PROBLEM TO WORK ON
Pull out every line below that contains the word "What".

Dataset records
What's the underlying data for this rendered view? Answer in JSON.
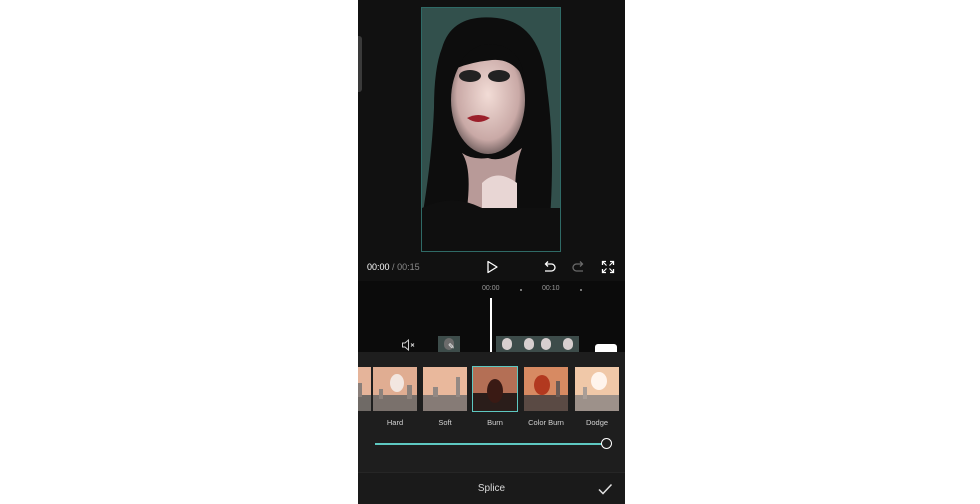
{
  "player": {
    "current_time": "00:00",
    "separator": "/",
    "total_time": "00:15"
  },
  "timeline": {
    "ruler": [
      "00:00",
      "00:10"
    ]
  },
  "blend_modes": {
    "items": [
      {
        "label": "Hard",
        "selected": false
      },
      {
        "label": "Soft",
        "selected": false
      },
      {
        "label": "Burn",
        "selected": true
      },
      {
        "label": "Color Burn",
        "selected": false
      },
      {
        "label": "Dodge",
        "selected": false
      }
    ],
    "opacity_fraction": 1.0
  },
  "bottom_bar": {
    "title": "Splice"
  },
  "colors": {
    "accent": "#5ec8c1",
    "background": "#121212",
    "panel": "#1e1e1e"
  },
  "icons": [
    "play-icon",
    "undo-icon",
    "redo-icon",
    "fullscreen-icon",
    "mute-icon",
    "check-icon"
  ]
}
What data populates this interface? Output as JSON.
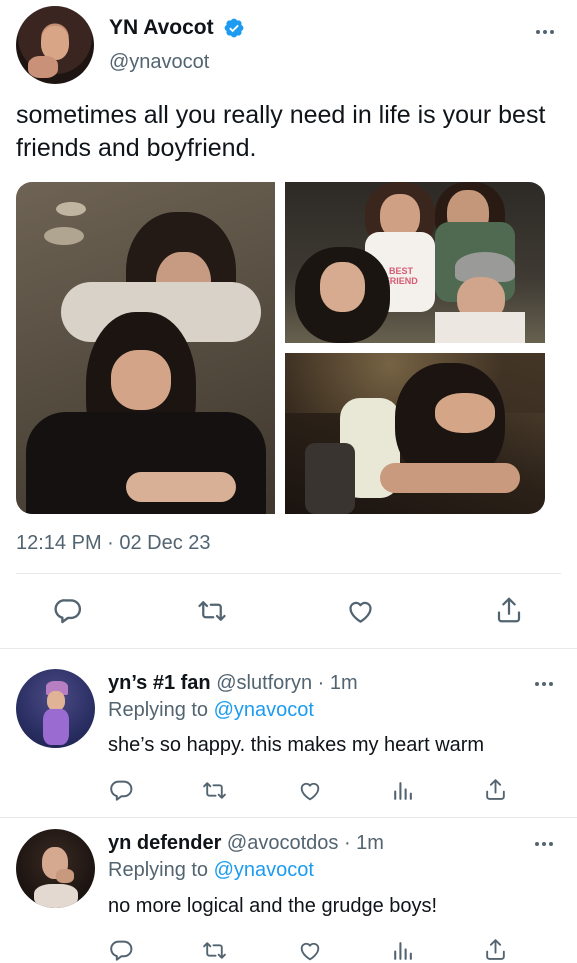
{
  "tweet": {
    "author_name": "YN Avocot",
    "author_handle": "@ynavocot",
    "text": "sometimes all you really need in life is your best friends and boyfriend.",
    "photo_sticker_text": "BEST FRIEND",
    "timestamp": "12:14 PM · 02 Dec 23"
  },
  "replies": [
    {
      "name": "yn’s #1 fan",
      "handle": "@slutforyn",
      "time": "· 1m",
      "replying_label": "Replying to",
      "replying_to": "@ynavocot",
      "text": "she’s so happy. this makes my heart warm"
    },
    {
      "name": "yn defender",
      "handle": "@avocotdos",
      "time": "· 1m",
      "replying_label": "Replying to",
      "replying_to": "@ynavocot",
      "text": "no more logical and the grudge boys!"
    }
  ],
  "icons": {
    "verified": "verified-badge-icon",
    "more": "more-icon",
    "reply": "reply-icon",
    "retweet": "retweet-icon",
    "like": "heart-icon",
    "share": "share-icon",
    "analytics": "analytics-icon"
  },
  "colors": {
    "link": "#1d9bf0",
    "muted": "#536471",
    "text": "#0f1419"
  }
}
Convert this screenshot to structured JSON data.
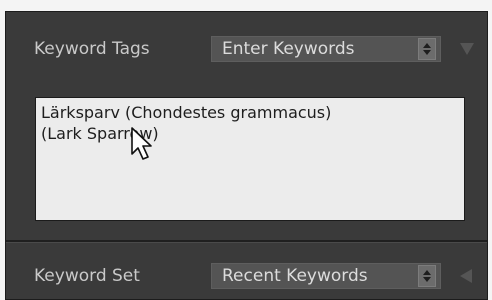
{
  "keyword_tags": {
    "label": "Keyword Tags",
    "mode_select": "Enter Keywords",
    "text_lines": [
      "Lärksparv (Chondestes grammacus)",
      "(Lark Sparrow)"
    ]
  },
  "keyword_set": {
    "label": "Keyword Set",
    "set_select": "Recent Keywords"
  },
  "colors": {
    "panel_bg": "#3a3a3a",
    "field_bg": "#ececec",
    "label_text": "#c9c9c9"
  },
  "icons": {
    "stepper": "up-down-stepper-icon",
    "collapse_triangle": "triangle-down-icon",
    "expand_triangle": "triangle-left-icon",
    "cursor": "mouse-pointer-icon"
  }
}
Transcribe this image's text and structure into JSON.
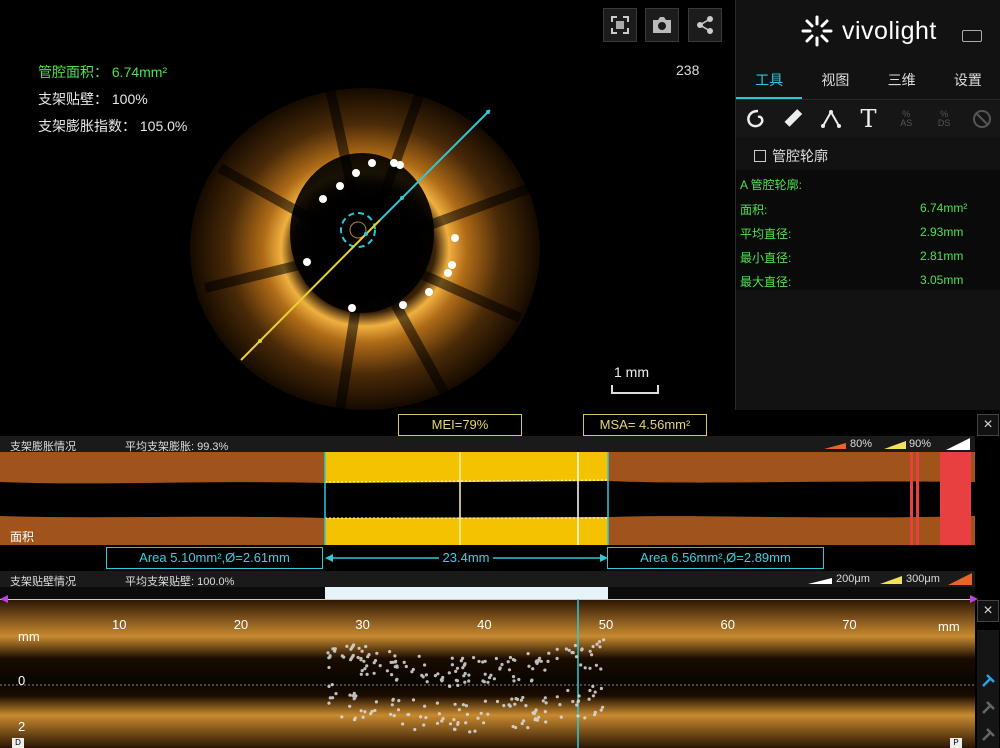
{
  "viewer": {
    "lumen_area_label": "管腔面积：",
    "lumen_area_value": "6.74mm²",
    "apposition_label": "支架贴壁：",
    "apposition_value": "100%",
    "expansion_label": "支架膨胀指数：",
    "expansion_value": "105.0%",
    "frame_number": "238",
    "scale_label": "1 mm",
    "toolbar": [
      "fullscreen-icon",
      "camera-icon",
      "share-icon"
    ]
  },
  "panel": {
    "logo": "vivolight",
    "tabs": [
      {
        "label": "工具",
        "active": true
      },
      {
        "label": "视图",
        "active": false
      },
      {
        "label": "三维",
        "active": false
      },
      {
        "label": "设置",
        "active": false
      }
    ],
    "tools": [
      "lumen-contour-tool-icon",
      "ruler-tool-icon",
      "angle-tool-icon",
      "text-tool-icon",
      "as-tool-icon",
      "ds-tool-icon",
      "erase-tool-icon"
    ],
    "tool_sub_labels": {
      "as": "AS",
      "ds": "DS",
      "pct": "%",
      "text": "T"
    },
    "lumen_contour_checkbox": "管腔轮廓",
    "measurement_title": "A 管腔轮廓:",
    "measurements": [
      {
        "label": "面积:",
        "value": "6.74mm²"
      },
      {
        "label": "平均直径:",
        "value": "2.93mm"
      },
      {
        "label": "最小直径:",
        "value": "2.81mm"
      },
      {
        "label": "最大直径:",
        "value": "3.05mm"
      }
    ]
  },
  "expansion": {
    "title": "支架膨胀情况",
    "avg_label": "平均支架膨胀: 99.3%",
    "legend_80": "80%",
    "legend_90": "90%",
    "mei": "MEI=79%",
    "msa": "MSA= 4.56mm²",
    "area_label": "面积",
    "area_left": "Area 5.10mm²,Ø=2.61mm",
    "area_right": "Area 6.56mm²,Ø=2.89mm",
    "length": "23.4mm",
    "close": "×"
  },
  "apposition": {
    "title": "支架贴壁情况",
    "avg_label": "平均支架贴壁: 100.0%",
    "legend_200": "200μm",
    "legend_300": "300μm"
  },
  "lmode": {
    "unit_left": "mm",
    "unit_right": "mm",
    "ticks": [
      "10",
      "20",
      "30",
      "40",
      "50",
      "60",
      "70"
    ],
    "depth_labels": [
      "0",
      "2"
    ],
    "distal": "D",
    "proximal": "P",
    "close": "×"
  },
  "colors": {
    "accent": "#30c8d8",
    "measure_green": "#4ee04e",
    "stent_yellow": "#f5c200",
    "vessel_brown": "#a0541c"
  }
}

RESPONSE FOR THIS EXERCISE
What's the underlying data for this rendered view? Answer in JSON.
What data populates this interface? Output as JSON.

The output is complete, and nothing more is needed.